**Material for the task:**
----
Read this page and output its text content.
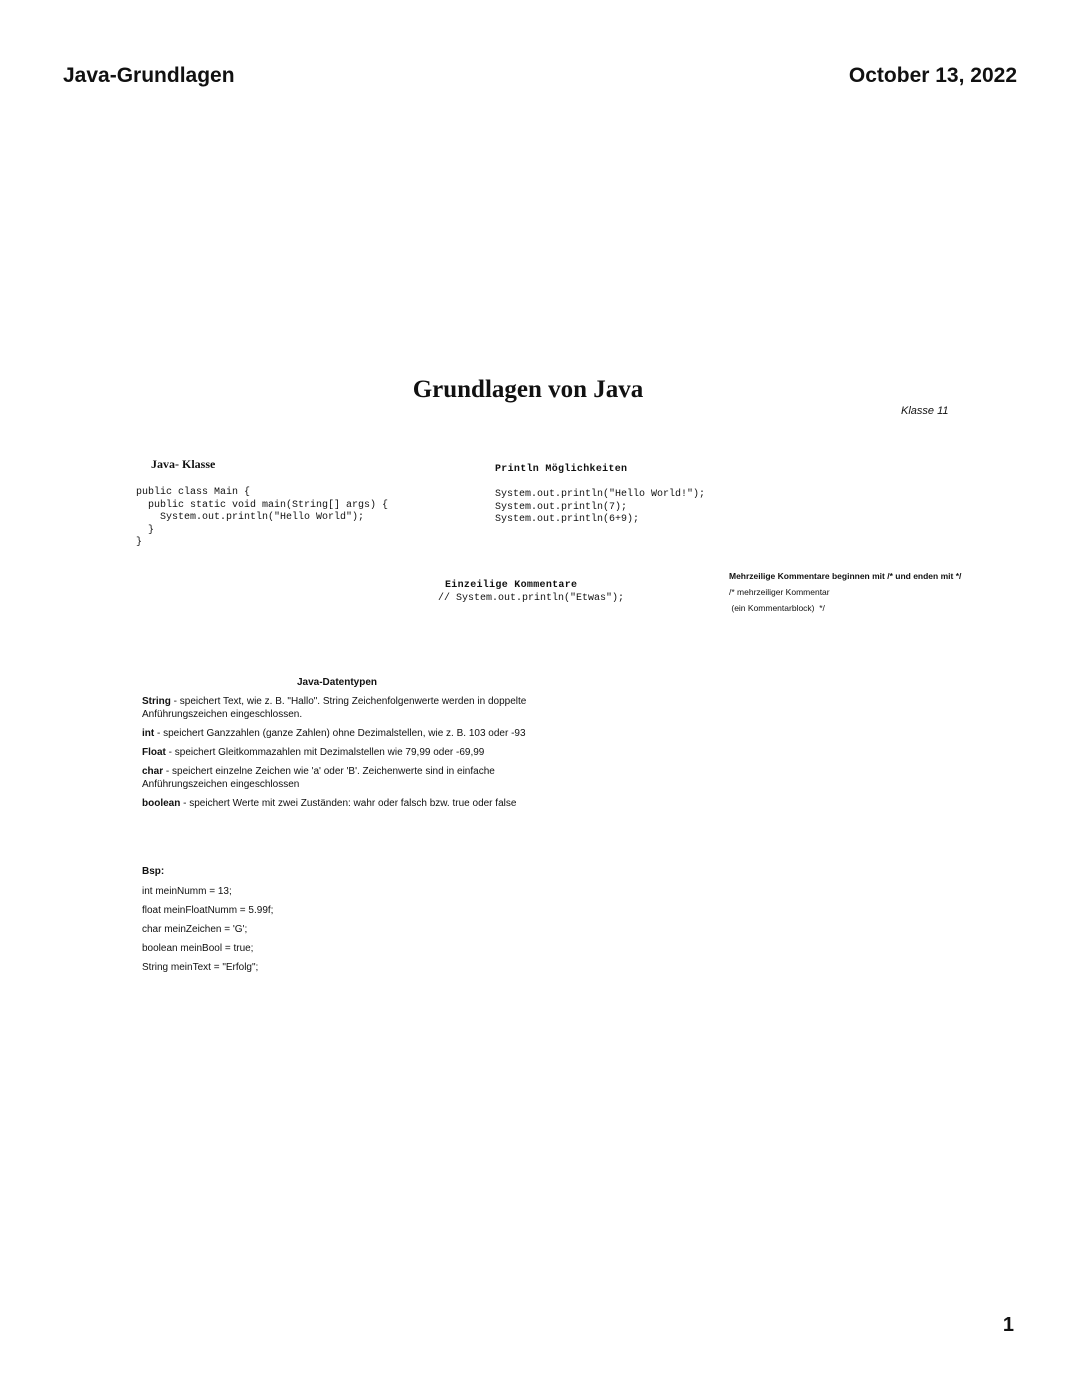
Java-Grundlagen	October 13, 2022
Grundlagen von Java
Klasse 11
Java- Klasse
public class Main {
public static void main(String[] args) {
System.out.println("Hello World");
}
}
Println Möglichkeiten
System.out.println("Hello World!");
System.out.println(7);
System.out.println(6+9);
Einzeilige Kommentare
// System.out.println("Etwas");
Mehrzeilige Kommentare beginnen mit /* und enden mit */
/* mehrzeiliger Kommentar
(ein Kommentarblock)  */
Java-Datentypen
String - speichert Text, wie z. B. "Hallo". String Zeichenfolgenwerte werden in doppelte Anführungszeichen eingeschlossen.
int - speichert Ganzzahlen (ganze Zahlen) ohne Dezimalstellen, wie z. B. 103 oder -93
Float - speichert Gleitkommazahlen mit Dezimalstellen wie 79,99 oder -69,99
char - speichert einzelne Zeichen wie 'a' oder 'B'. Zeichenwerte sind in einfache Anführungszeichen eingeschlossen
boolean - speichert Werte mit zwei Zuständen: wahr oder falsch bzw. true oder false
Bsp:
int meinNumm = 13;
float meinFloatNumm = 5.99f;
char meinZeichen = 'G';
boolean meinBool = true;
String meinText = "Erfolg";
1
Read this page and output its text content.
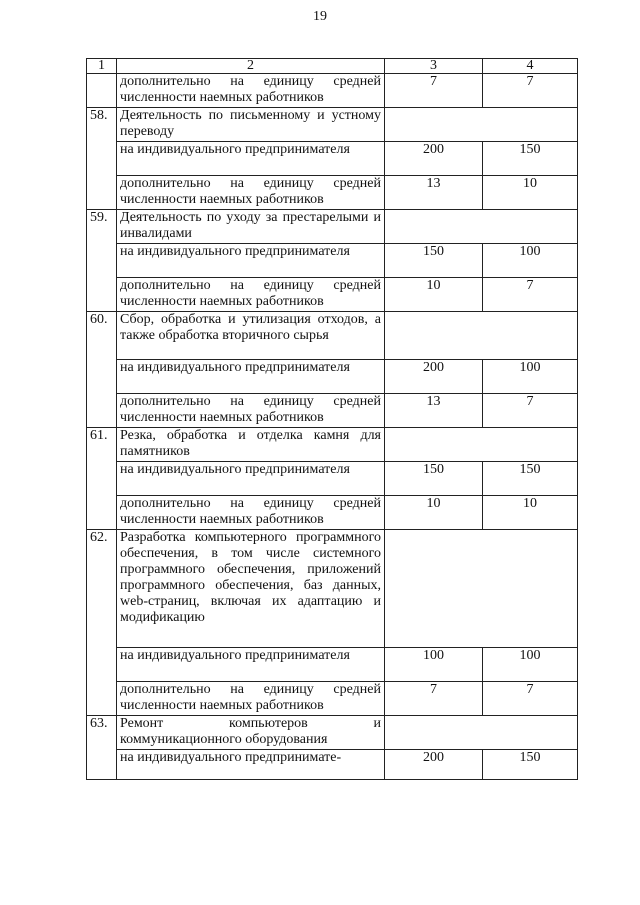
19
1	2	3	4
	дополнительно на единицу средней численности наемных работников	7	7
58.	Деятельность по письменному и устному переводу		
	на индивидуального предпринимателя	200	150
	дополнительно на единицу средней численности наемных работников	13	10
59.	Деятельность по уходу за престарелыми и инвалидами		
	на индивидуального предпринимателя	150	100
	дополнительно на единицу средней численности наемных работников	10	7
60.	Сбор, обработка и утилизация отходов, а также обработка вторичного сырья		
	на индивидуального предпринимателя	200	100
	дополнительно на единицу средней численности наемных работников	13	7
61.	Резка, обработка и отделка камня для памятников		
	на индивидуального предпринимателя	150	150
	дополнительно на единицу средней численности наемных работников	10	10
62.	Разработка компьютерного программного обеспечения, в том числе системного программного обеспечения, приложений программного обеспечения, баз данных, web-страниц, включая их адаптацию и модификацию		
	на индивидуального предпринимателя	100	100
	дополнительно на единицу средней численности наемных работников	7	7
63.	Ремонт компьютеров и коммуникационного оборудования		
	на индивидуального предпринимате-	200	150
----
**Stated exercise:**
Count the lines in the records above that contain the word "World", and give only that number.

**Final answer:**
2